Task to carry out:
Which lines hold the word "автора"? Show each of them.

Material to process:

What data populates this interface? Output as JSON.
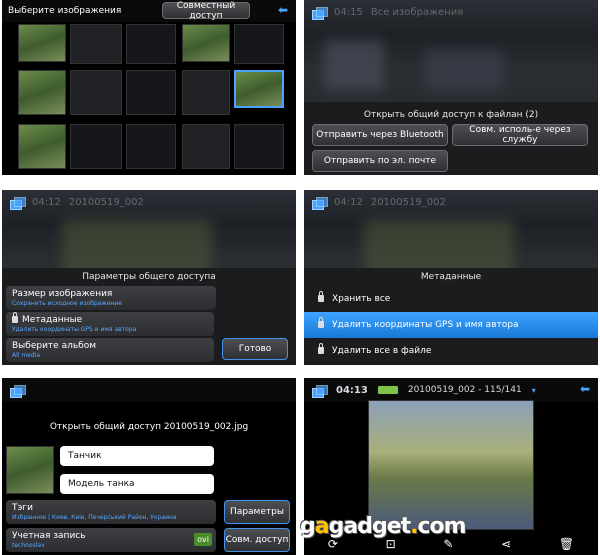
{
  "p1": {
    "title": "Выберите изображения",
    "share_button": "Совместный доступ"
  },
  "p2": {
    "status_time": "04:15",
    "status_label": "Все изображения",
    "sheet_title": "Открыть общий доступ к файлан (2)",
    "btn_bluetooth": "Отправить через Bluetooth",
    "btn_service": "Совм. исполь-е через службу",
    "btn_email": "Отправить по эл. почте"
  },
  "p3": {
    "status_time": "04:12",
    "status_file": "20100519_002",
    "sheet_title": "Параметры общего доступа",
    "rows": [
      {
        "title": "Размер изображения",
        "sub": "Сохранить исходное изображение"
      },
      {
        "title": "Метаданные",
        "sub": "Удалить координаты GPS и имя автора"
      },
      {
        "title": "Выберите альбом",
        "sub": "All media"
      }
    ],
    "done_button": "Готово"
  },
  "p4": {
    "status_time": "04:12",
    "status_file": "20100519_002",
    "sheet_title": "Метаданные",
    "items": [
      "Хранить все",
      "Удалить координаты GPS и имя автора",
      "Удалить все в файле"
    ]
  },
  "p5": {
    "title": "Открыть общий доступ 20100519_002.jpg",
    "field1": "Танчик",
    "field2": "Модель танка",
    "tags_title": "Тэги",
    "tags_sub": "Избранное | Киев, Киiв, Печерський Район, Украина",
    "account_title": "Учетная запись",
    "account_sub": "technoslav",
    "account_badge": "ovi",
    "params_button": "Параметры",
    "share_button": "Совм. доступ"
  },
  "p6": {
    "time": "04:13",
    "file": "20100519_002 - 115/141"
  },
  "watermark": {
    "pre": "g",
    "a": "a",
    "mid": "gadget",
    "dot": ".",
    "com": "com"
  }
}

Result:
        "sub": "Удалить координаты GPS и имя автора"
      "Удалить координаты GPS и имя автора",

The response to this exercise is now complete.